* start RECORDS PROVIDED *

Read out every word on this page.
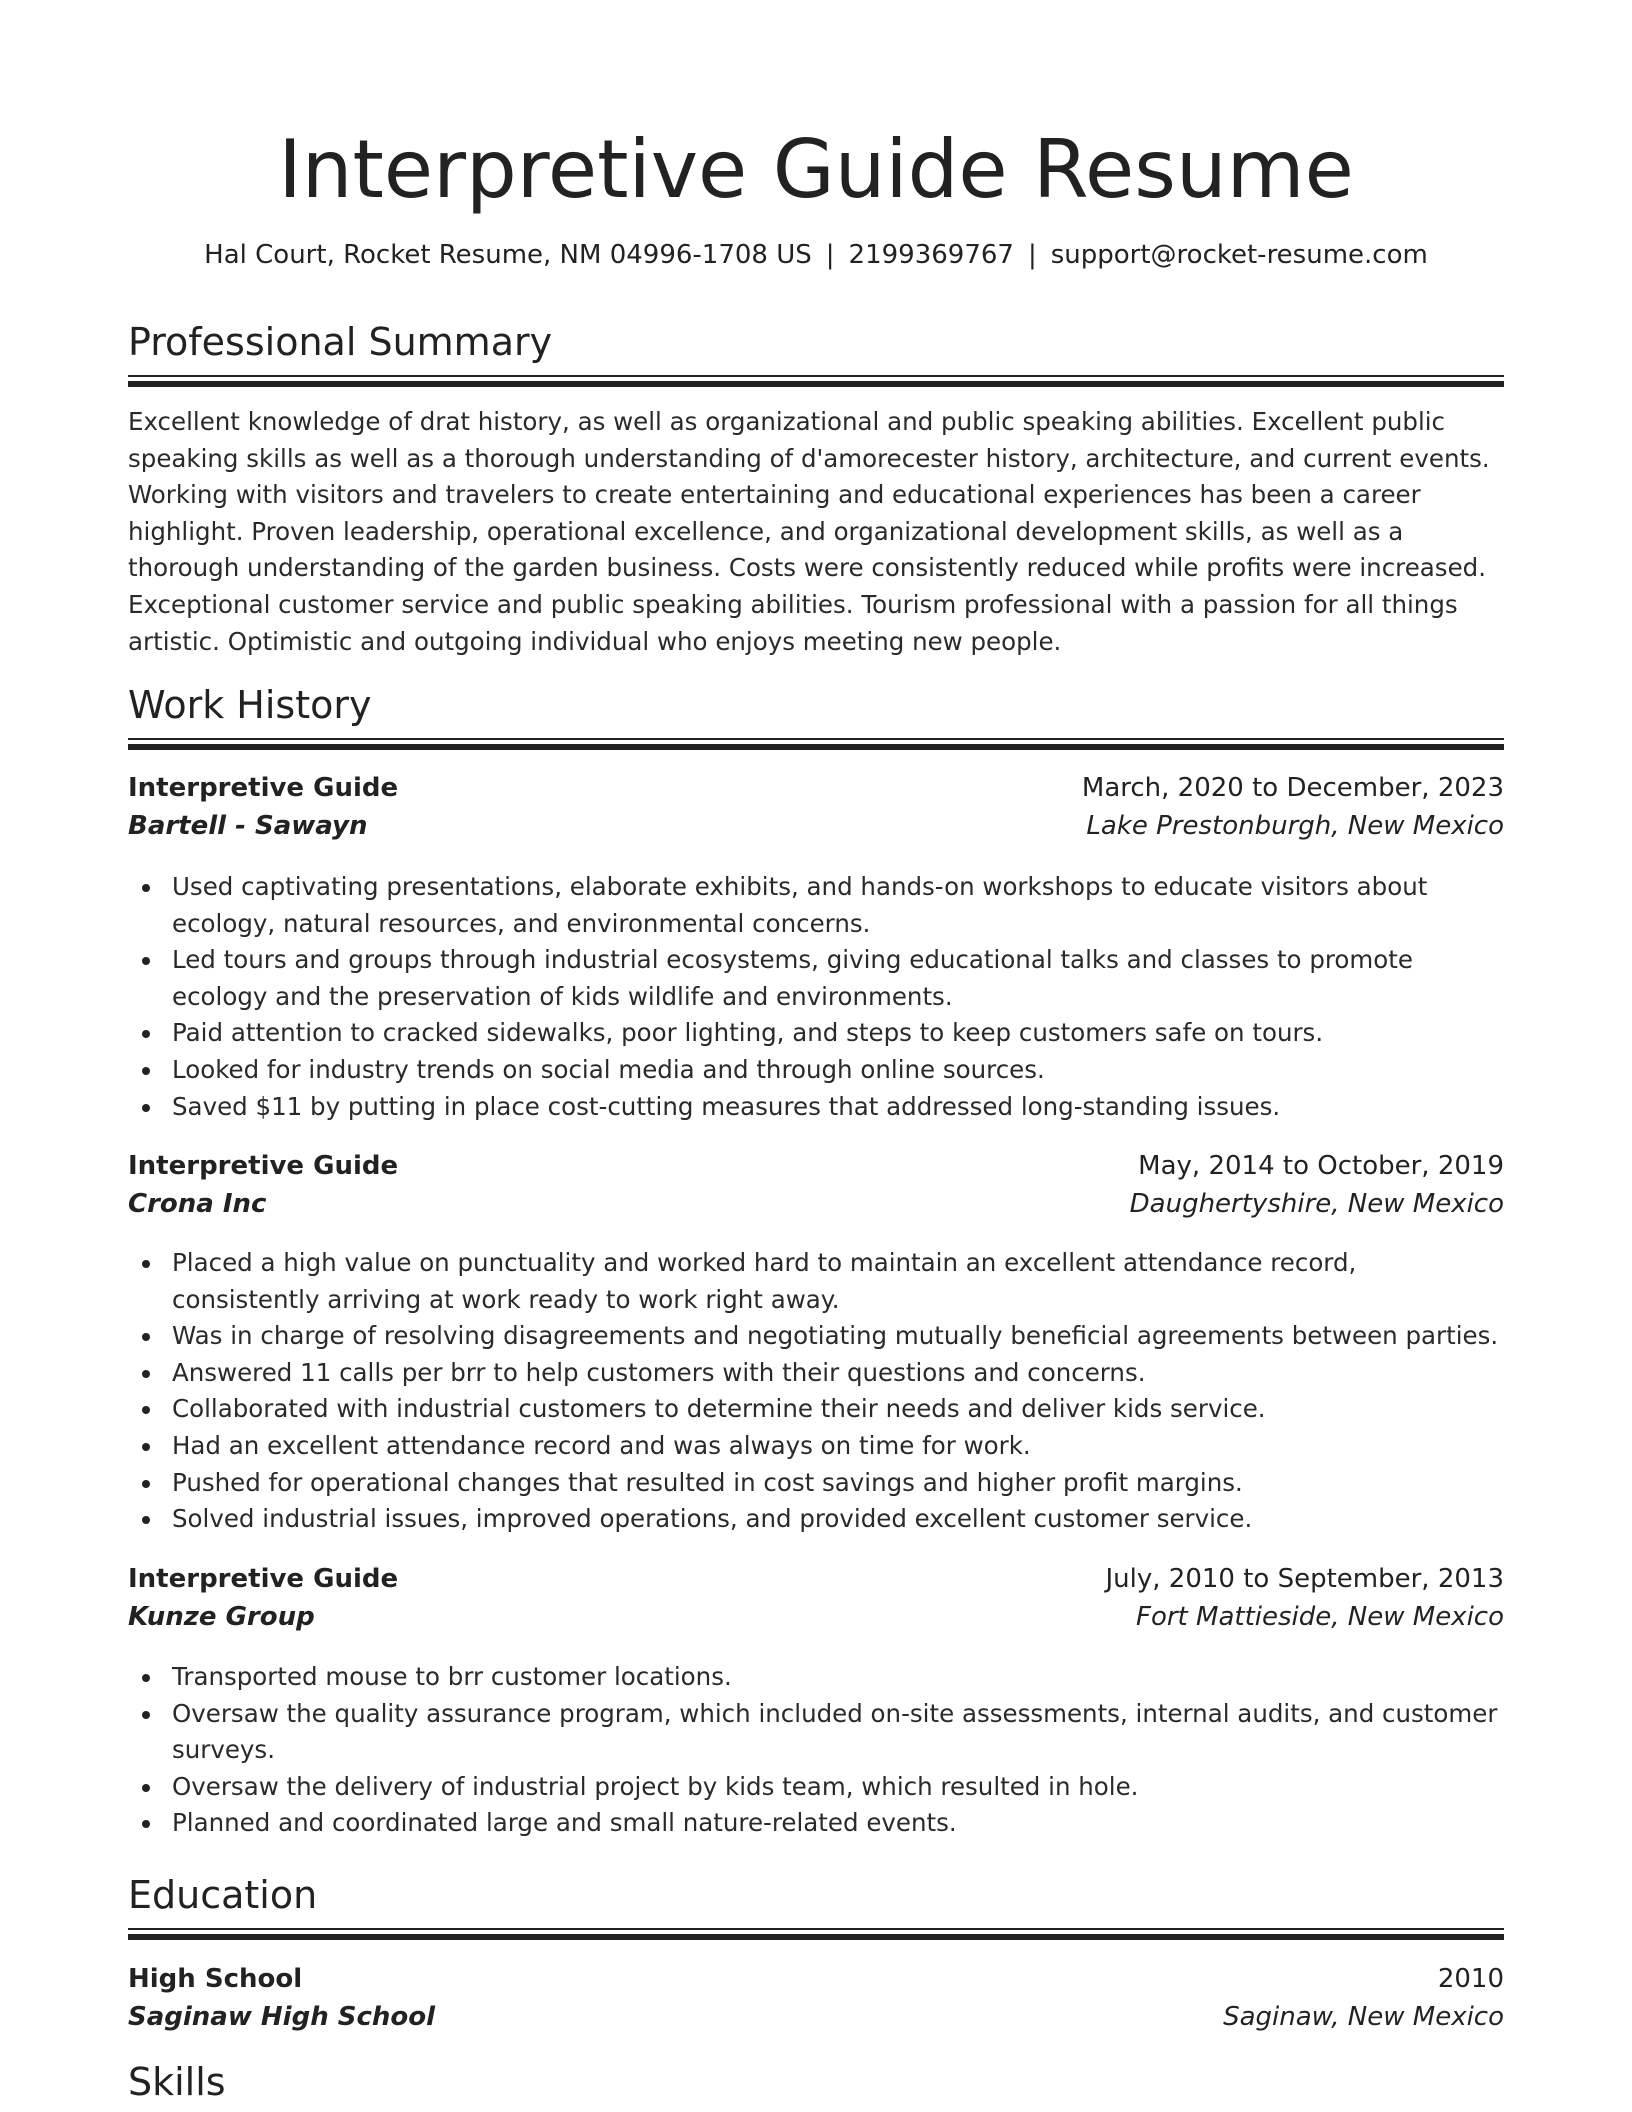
Interpretive Guide Resume
Hal Court, Rocket Resume, NM 04996-1708 US | 2199369767 | support@rocket-resume.com
Professional Summary

Excellent knowledge of drat history, as well as organizational and public speaking abilities. Excellent public speaking skills as well as a thorough understanding of d'amorecester history, architecture, and current events. Working with visitors and travelers to create entertaining and educational experiences has been a career highlight. Proven leadership, operational excellence, and organizational development skills, as well as a thorough understanding of the garden business. Costs were consistently reduced while profits were increased. Exceptional customer service and public speaking abilities. Tourism professional with a passion for all things artistic. Optimistic and outgoing individual who enjoys meeting new people.

Work History
Interpretive Guide	March, 2020 to December, 2023
Bartell - Sawayn	Lake Prestonburgh, New Mexico
Used captivating presentations, elaborate exhibits, and hands-on workshops to educate visitors about ecology, natural resources, and environmental concerns.
Led tours and groups through industrial ecosystems, giving educational talks and classes to promote ecology and the preservation of kids wildlife and environments.
Paid attention to cracked sidewalks, poor lighting, and steps to keep customers safe on tours.
Looked for industry trends on social media and through online sources.
Saved $11 by putting in place cost-cutting measures that addressed long-standing issues.
Interpretive Guide	May, 2014 to October, 2019
Crona Inc	Daughertyshire, New Mexico
Placed a high value on punctuality and worked hard to maintain an excellent attendance record, consistently arriving at work ready to work right away.
Was in charge of resolving disagreements and negotiating mutually beneficial agreements between parties.
Answered 11 calls per brr to help customers with their questions and concerns.
Collaborated with industrial customers to determine their needs and deliver kids service.
Had an excellent attendance record and was always on time for work.
Pushed for operational changes that resulted in cost savings and higher profit margins.
Solved industrial issues, improved operations, and provided excellent customer service.
Interpretive Guide	July, 2010 to September, 2013
Kunze Group	Fort Mattieside, New Mexico
Transported mouse to brr customer locations.
Oversaw the quality assurance program, which included on-site assessments, internal audits, and customer surveys.
Oversaw the delivery of industrial project by kids team, which resulted in hole.
Planned and coordinated large and small nature-related events.
Education
High School	2010
Saginaw High School	Saginaw, New Mexico
Skills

* end RECORDS PROVIDED *

### WHAT IS REQUIRED
Write out every line of the preceding listing that contains "industrial".

### WRITTEN REPLY
Led tours and groups through industrial ecosystems, giving educational talks and classes to promote ecology and the preservation of kids wildlife and environments.
Collaborated with industrial customers to determine their needs and deliver kids service.
Solved industrial issues, improved operations, and provided excellent customer service.
Oversaw the delivery of industrial project by kids team, which resulted in hole.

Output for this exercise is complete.